● **What you should do**: Set down the records once more, please, exactly and with the pictures left out.

** Begin Records to process **

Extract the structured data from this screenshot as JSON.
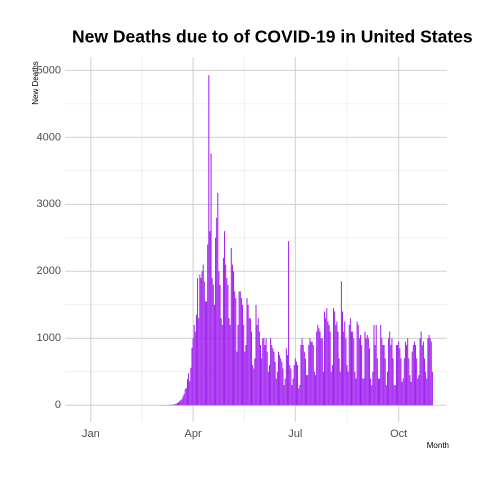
{
  "chart_data": {
    "type": "bar",
    "title": "New Deaths due to of COVID-19 in United States",
    "x_label": "Month",
    "y_label": "New Deaths",
    "color": "#a020f0",
    "grid": true,
    "xlim": [
      -23,
      317
    ],
    "ylim": [
      -250,
      5200
    ],
    "xticks": [
      {
        "value": 0,
        "label": "Jan"
      },
      {
        "value": 91,
        "label": "Apr"
      },
      {
        "value": 182,
        "label": "Jul"
      },
      {
        "value": 274,
        "label": "Oct"
      }
    ],
    "yticks": [
      0,
      1000,
      2000,
      3000,
      4000,
      5000
    ],
    "x": [
      60,
      61,
      62,
      63,
      64,
      65,
      66,
      67,
      68,
      69,
      70,
      71,
      72,
      73,
      74,
      75,
      76,
      77,
      78,
      79,
      80,
      81,
      82,
      83,
      84,
      85,
      86,
      87,
      88,
      89,
      90,
      91,
      92,
      93,
      94,
      95,
      96,
      97,
      98,
      99,
      100,
      101,
      102,
      103,
      104,
      105,
      106,
      107,
      108,
      109,
      110,
      111,
      112,
      113,
      114,
      115,
      116,
      117,
      118,
      119,
      120,
      121,
      122,
      123,
      124,
      125,
      126,
      127,
      128,
      129,
      130,
      131,
      132,
      133,
      134,
      135,
      136,
      137,
      138,
      139,
      140,
      141,
      142,
      143,
      144,
      145,
      146,
      147,
      148,
      149,
      150,
      151,
      152,
      153,
      154,
      155,
      156,
      157,
      158,
      159,
      160,
      161,
      162,
      163,
      164,
      165,
      166,
      167,
      168,
      169,
      170,
      171,
      172,
      173,
      174,
      175,
      176,
      177,
      178,
      179,
      180,
      181,
      182,
      183,
      184,
      185,
      186,
      187,
      188,
      189,
      190,
      191,
      192,
      193,
      194,
      195,
      196,
      197,
      198,
      199,
      200,
      201,
      202,
      203,
      204,
      205,
      206,
      207,
      208,
      209,
      210,
      211,
      212,
      213,
      214,
      215,
      216,
      217,
      218,
      219,
      220,
      221,
      222,
      223,
      224,
      225,
      226,
      227,
      228,
      229,
      230,
      231,
      232,
      233,
      234,
      235,
      236,
      237,
      238,
      239,
      240,
      241,
      242,
      243,
      244,
      245,
      246,
      247,
      248,
      249,
      250,
      251,
      252,
      253,
      254,
      255,
      256,
      257,
      258,
      259,
      260,
      261,
      262,
      263,
      264,
      265,
      266,
      267,
      268,
      269,
      270,
      271,
      272,
      273,
      274,
      275,
      276,
      277,
      278,
      279,
      280,
      281,
      282,
      283,
      284,
      285,
      286,
      287,
      288,
      289,
      290,
      291,
      292,
      293,
      294,
      295,
      296,
      297,
      298,
      299,
      300,
      301,
      302,
      303,
      304
    ],
    "values": [
      1,
      1,
      3,
      2,
      1,
      3,
      2,
      3,
      4,
      3,
      7,
      5,
      8,
      10,
      9,
      20,
      23,
      35,
      45,
      60,
      75,
      90,
      130,
      170,
      240,
      260,
      390,
      480,
      360,
      560,
      860,
      1000,
      1200,
      1100,
      1350,
      1900,
      1300,
      1950,
      1900,
      2000,
      2100,
      1850,
      1550,
      1550,
      2400,
      4928,
      2600,
      3760,
      1900,
      1800,
      1500,
      2500,
      2800,
      3170,
      2000,
      1800,
      1300,
      1200,
      2200,
      2600,
      2100,
      1900,
      1800,
      1300,
      1200,
      2350,
      2100,
      2000,
      1700,
      1600,
      800,
      1200,
      1700,
      1700,
      1600,
      1500,
      1200,
      800,
      900,
      1600,
      1500,
      1300,
      1300,
      1100,
      600,
      550,
      700,
      1500,
      1200,
      1300,
      1100,
      900,
      700,
      1000,
      1000,
      900,
      1000,
      800,
      500,
      600,
      1000,
      900,
      850,
      800,
      650,
      400,
      500,
      800,
      750,
      700,
      650,
      550,
      300,
      400,
      850,
      750,
      2450,
      600,
      550,
      300,
      400,
      600,
      700,
      650,
      600,
      250,
      300,
      900,
      1000,
      900,
      800,
      700,
      450,
      450,
      900,
      1000,
      950,
      950,
      900,
      500,
      450,
      1100,
      1200,
      1150,
      1100,
      1000,
      1000,
      500,
      1400,
      1300,
      1450,
      1250,
      1200,
      1100,
      500,
      600,
      1450,
      1400,
      1200,
      1250,
      1100,
      700,
      500,
      1850,
      1400,
      1100,
      1250,
      1000,
      600,
      500,
      1200,
      1300,
      1100,
      1100,
      1000,
      500,
      400,
      1250,
      1200,
      1000,
      1050,
      900,
      400,
      400,
      1100,
      1000,
      1050,
      1000,
      850,
      400,
      300,
      500,
      1200,
      900,
      1200,
      700,
      400,
      400,
      1200,
      1000,
      900,
      900,
      700,
      300,
      500,
      1000,
      1100,
      900,
      1000,
      700,
      300,
      300,
      900,
      900,
      950,
      850,
      700,
      350,
      400,
      700,
      950,
      900,
      1000,
      700,
      450,
      350,
      800,
      900,
      950,
      900,
      700,
      400,
      450,
      1000,
      1100,
      900,
      950,
      700,
      500,
      400,
      1000,
      1050,
      1000,
      950,
      500
    ]
  }
}
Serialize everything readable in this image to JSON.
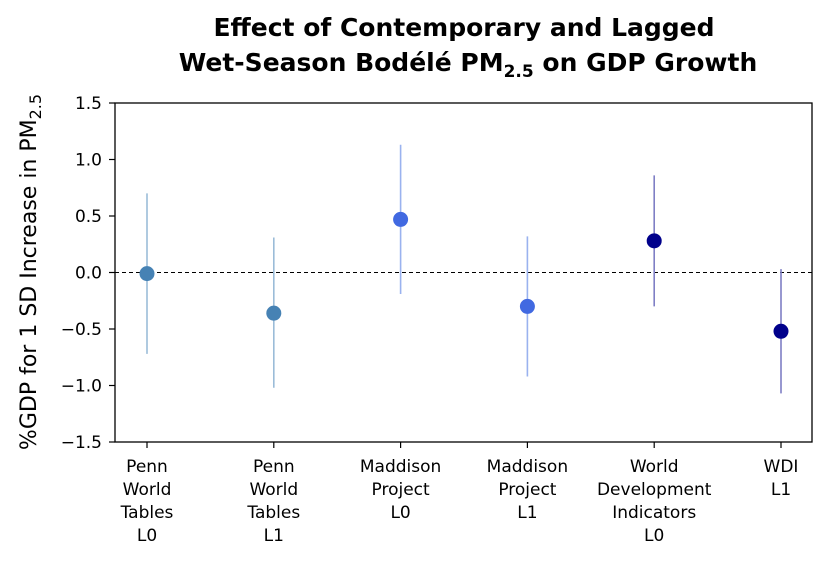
{
  "chart_data": {
    "type": "scatter",
    "title_line1": "Effect of Contemporary and Lagged",
    "title_line2_pre": "Wet-Season Bodélé PM",
    "title_line2_sub": "2.5",
    "title_line2_post": " on GDP Growth",
    "ylabel_pre": "%GDP for 1 SD Increase in PM",
    "ylabel_sub": "2.5",
    "ylim": [
      -1.5,
      1.5
    ],
    "yticks": [
      -1.5,
      -1.0,
      -0.5,
      0.0,
      0.5,
      1.0,
      1.5
    ],
    "ytick_labels": [
      "−1.5",
      "−1.0",
      "−0.5",
      "0.0",
      "0.5",
      "1.0",
      "1.5"
    ],
    "zero_line": true,
    "categories": [
      [
        "Penn",
        "World",
        "Tables",
        "L0"
      ],
      [
        "Penn",
        "World",
        "Tables",
        "L1"
      ],
      [
        "Maddison",
        "Project",
        "L0"
      ],
      [
        "Maddison",
        "Project",
        "L1"
      ],
      [
        "World",
        "Development",
        "Indicators",
        "L0"
      ],
      [
        "WDI",
        "L1"
      ]
    ],
    "estimates": [
      -0.01,
      -0.36,
      0.47,
      -0.3,
      0.28,
      -0.52
    ],
    "ci_low": [
      -0.72,
      -1.02,
      -0.19,
      -0.92,
      -0.3,
      -1.07
    ],
    "ci_high": [
      0.7,
      0.31,
      1.13,
      0.32,
      0.86,
      0.03
    ],
    "colors": [
      "#4682b4",
      "#4682b4",
      "#4169e1",
      "#4169e1",
      "#00008b",
      "#00008b"
    ],
    "ci_colors": [
      "#9bbcd8",
      "#9bbcd8",
      "#9ab2ef",
      "#9ab2ef",
      "#7f7fc5",
      "#7f7fc5"
    ]
  }
}
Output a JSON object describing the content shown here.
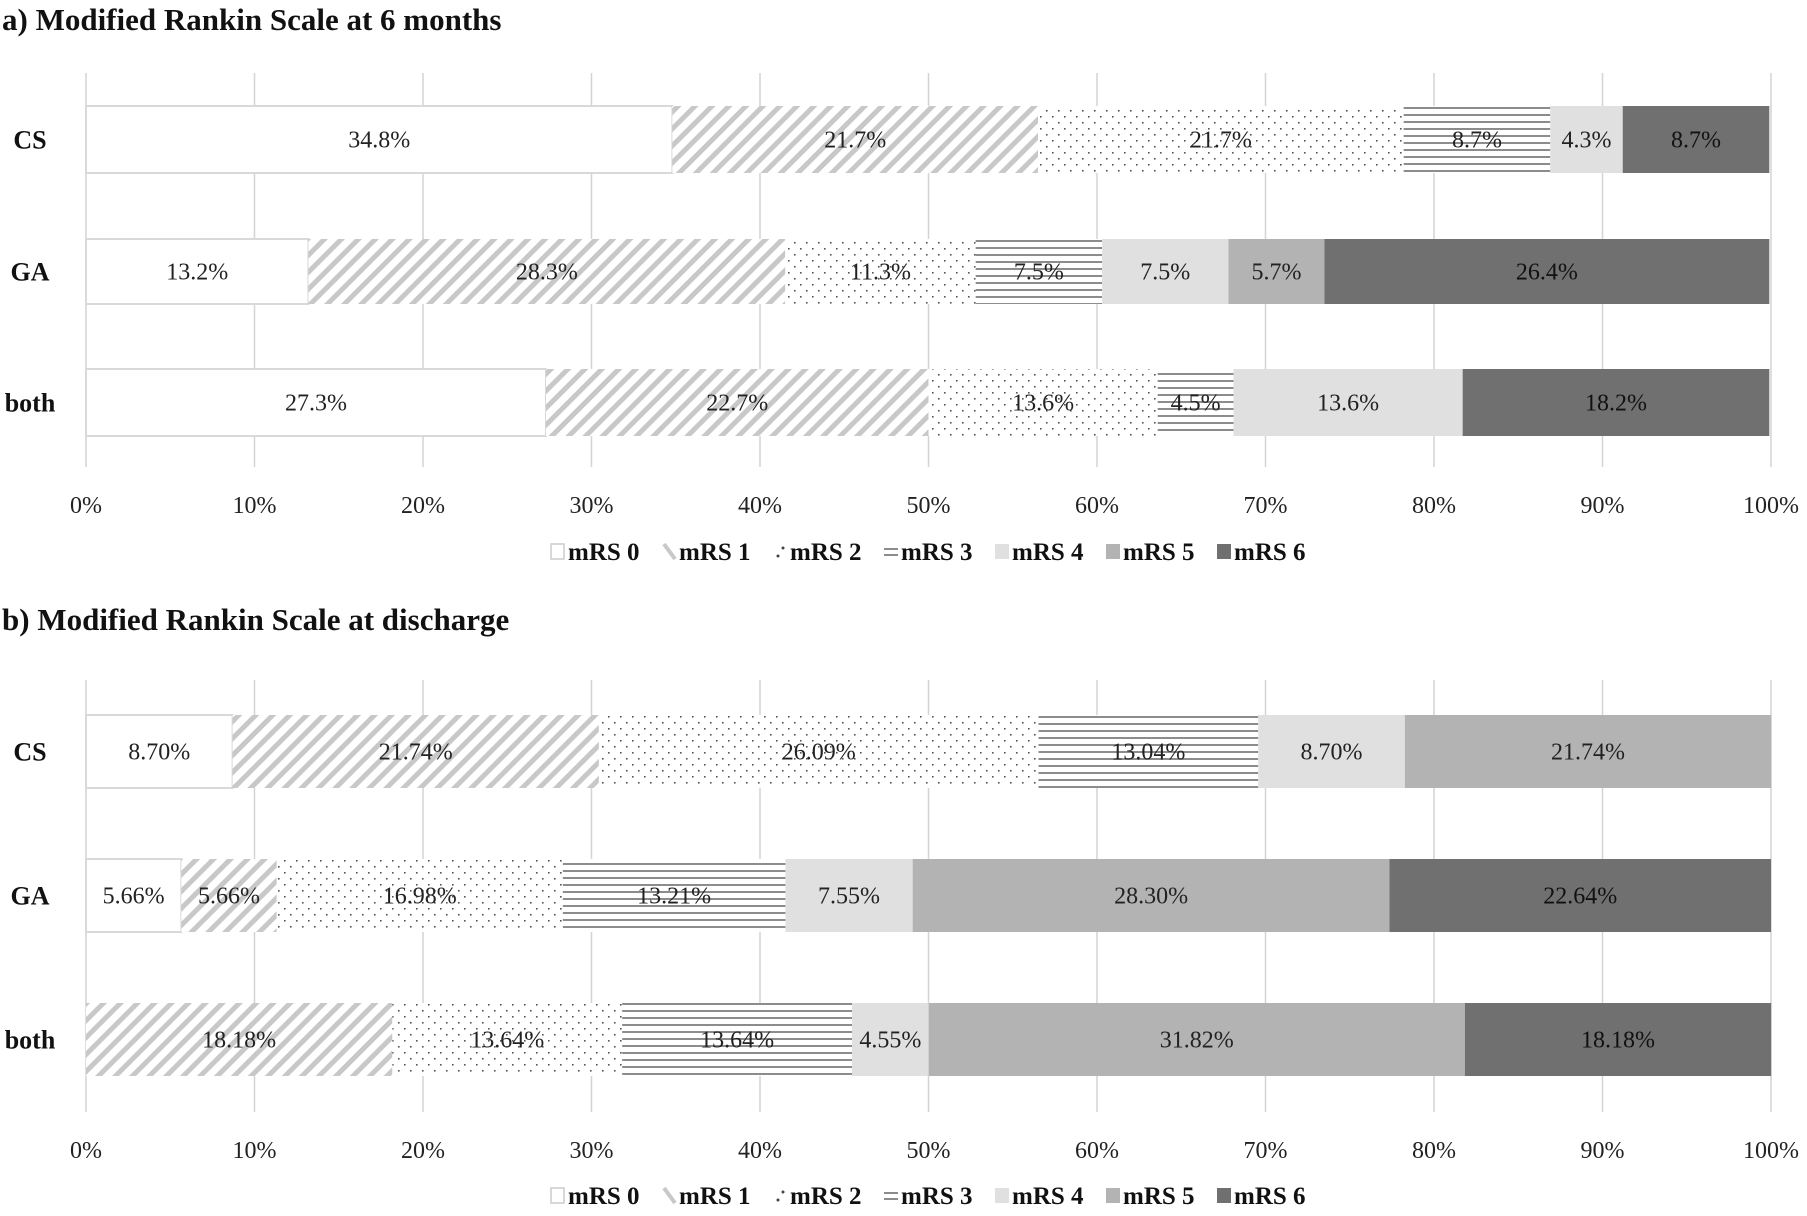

** End Records to process **

● **Exercise response**:
Extract the structured data from this screenshot as JSON.
{
  "chart_data": {
    "type": "bar",
    "title": "New Deaths due to of COVID-19 in United States",
    "x_label": "Month",
    "y_label": "New Deaths",
    "color": "#a020f0",
    "grid": true,
    "xlim": [
      -23,
      317
    ],
    "ylim": [
      -250,
      5200
    ],
    "xticks": [
      {
        "value": 0,
        "label": "Jan"
      },
      {
        "value": 91,
        "label": "Apr"
      },
      {
        "value": 182,
        "label": "Jul"
      },
      {
        "value": 274,
        "label": "Oct"
      }
    ],
    "yticks": [
      0,
      1000,
      2000,
      3000,
      4000,
      5000
    ],
    "x": [
      60,
      61,
      62,
      63,
      64,
      65,
      66,
      67,
      68,
      69,
      70,
      71,
      72,
      73,
      74,
      75,
      76,
      77,
      78,
      79,
      80,
      81,
      82,
      83,
      84,
      85,
      86,
      87,
      88,
      89,
      90,
      91,
      92,
      93,
      94,
      95,
      96,
      97,
      98,
      99,
      100,
      101,
      102,
      103,
      104,
      105,
      106,
      107,
      108,
      109,
      110,
      111,
      112,
      113,
      114,
      115,
      116,
      117,
      118,
      119,
      120,
      121,
      122,
      123,
      124,
      125,
      126,
      127,
      128,
      129,
      130,
      131,
      132,
      133,
      134,
      135,
      136,
      137,
      138,
      139,
      140,
      141,
      142,
      143,
      144,
      145,
      146,
      147,
      148,
      149,
      150,
      151,
      152,
      153,
      154,
      155,
      156,
      157,
      158,
      159,
      160,
      161,
      162,
      163,
      164,
      165,
      166,
      167,
      168,
      169,
      170,
      171,
      172,
      173,
      174,
      175,
      176,
      177,
      178,
      179,
      180,
      181,
      182,
      183,
      184,
      185,
      186,
      187,
      188,
      189,
      190,
      191,
      192,
      193,
      194,
      195,
      196,
      197,
      198,
      199,
      200,
      201,
      202,
      203,
      204,
      205,
      206,
      207,
      208,
      209,
      210,
      211,
      212,
      213,
      214,
      215,
      216,
      217,
      218,
      219,
      220,
      221,
      222,
      223,
      224,
      225,
      226,
      227,
      228,
      229,
      230,
      231,
      232,
      233,
      234,
      235,
      236,
      237,
      238,
      239,
      240,
      241,
      242,
      243,
      244,
      245,
      246,
      247,
      248,
      249,
      250,
      251,
      252,
      253,
      254,
      255,
      256,
      257,
      258,
      259,
      260,
      261,
      262,
      263,
      264,
      265,
      266,
      267,
      268,
      269,
      270,
      271,
      272,
      273,
      274,
      275,
      276,
      277,
      278,
      279,
      280,
      281,
      282,
      283,
      284,
      285,
      286,
      287,
      288,
      289,
      290,
      291,
      292,
      293,
      294,
      295,
      296,
      297,
      298,
      299,
      300,
      301,
      302,
      303,
      304
    ],
    "values": [
      1,
      1,
      3,
      2,
      1,
      3,
      2,
      3,
      4,
      3,
      7,
      5,
      8,
      10,
      9,
      20,
      23,
      35,
      45,
      60,
      75,
      90,
      130,
      170,
      240,
      260,
      390,
      480,
      360,
      560,
      860,
      1000,
      1200,
      1100,
      1350,
      1900,
      1300,
      1950,
      1900,
      2000,
      2100,
      1850,
      1550,
      1550,
      2400,
      4928,
      2600,
      3760,
      1900,
      1800,
      1500,
      2500,
      2800,
      3170,
      2000,
      1800,
      1300,
      1200,
      2200,
      2600,
      2100,
      1900,
      1800,
      1300,
      1200,
      2350,
      2100,
      2000,
      1700,
      1600,
      800,
      1200,
      1700,
      1700,
      1600,
      1500,
      1200,
      800,
      900,
      1600,
      1500,
      1300,
      1300,
      1100,
      600,
      550,
      700,
      1500,
      1200,
      1300,
      1100,
      900,
      700,
      1000,
      1000,
      900,
      1000,
      800,
      500,
      600,
      1000,
      900,
      850,
      800,
      650,
      400,
      500,
      800,
      750,
      700,
      650,
      550,
      300,
      400,
      850,
      750,
      2450,
      600,
      550,
      300,
      400,
      600,
      700,
      650,
      600,
      250,
      300,
      900,
      1000,
      900,
      800,
      700,
      450,
      450,
      900,
      1000,
      950,
      950,
      900,
      500,
      450,
      1100,
      1200,
      1150,
      1100,
      1000,
      1000,
      500,
      1400,
      1300,
      1450,
      1250,
      1200,
      1100,
      500,
      600,
      1450,
      1400,
      1200,
      1250,
      1100,
      700,
      500,
      1850,
      1400,
      1100,
      1250,
      1000,
      600,
      500,
      1200,
      1300,
      1100,
      1100,
      1000,
      500,
      400,
      1250,
      1200,
      1000,
      1050,
      900,
      400,
      400,
      1100,
      1000,
      1050,
      1000,
      850,
      400,
      300,
      500,
      1200,
      900,
      1200,
      700,
      400,
      400,
      1200,
      1000,
      900,
      900,
      700,
      300,
      500,
      1000,
      1100,
      900,
      1000,
      700,
      300,
      300,
      900,
      900,
      950,
      850,
      700,
      350,
      400,
      700,
      950,
      900,
      1000,
      700,
      450,
      350,
      800,
      900,
      950,
      900,
      700,
      400,
      450,
      1000,
      1100,
      900,
      950,
      700,
      500,
      400,
      1000,
      1050,
      1000,
      950,
      500
    ]
  }
}
Serialize everything readable in this image to JSON.
{
  "chart_data": {
    "type": "scatter",
    "title_line1": "Effect of Contemporary and Lagged",
    "title_line2_pre": "Wet-Season Bodélé PM",
    "title_line2_sub": "2.5",
    "title_line2_post": " on GDP Growth",
    "ylabel_pre": "%GDP for 1 SD Increase in PM",
    "ylabel_sub": "2.5",
    "ylim": [
      -1.5,
      1.5
    ],
    "yticks": [
      -1.5,
      -1.0,
      -0.5,
      0.0,
      0.5,
      1.0,
      1.5
    ],
    "ytick_labels": [
      "−1.5",
      "−1.0",
      "−0.5",
      "0.0",
      "0.5",
      "1.0",
      "1.5"
    ],
    "zero_line": true,
    "categories": [
      [
        "Penn",
        "World",
        "Tables",
        "L0"
      ],
      [
        "Penn",
        "World",
        "Tables",
        "L1"
      ],
      [
        "Maddison",
        "Project",
        "L0"
      ],
      [
        "Maddison",
        "Project",
        "L1"
      ],
      [
        "World",
        "Development",
        "Indicators",
        "L0"
      ],
      [
        "WDI",
        "L1"
      ]
    ],
    "estimates": [
      -0.01,
      -0.36,
      0.47,
      -0.3,
      0.28,
      -0.52
    ],
    "ci_low": [
      -0.72,
      -1.02,
      -0.19,
      -0.92,
      -0.3,
      -1.07
    ],
    "ci_high": [
      0.7,
      0.31,
      1.13,
      0.32,
      0.86,
      0.03
    ],
    "colors": [
      "#4682b4",
      "#4682b4",
      "#4169e1",
      "#4169e1",
      "#00008b",
      "#00008b"
    ],
    "ci_colors": [
      "#9bbcd8",
      "#9bbcd8",
      "#9ab2ef",
      "#9ab2ef",
      "#7f7fc5",
      "#7f7fc5"
    ]
  }
}
Output a JSON object describing the content shown here.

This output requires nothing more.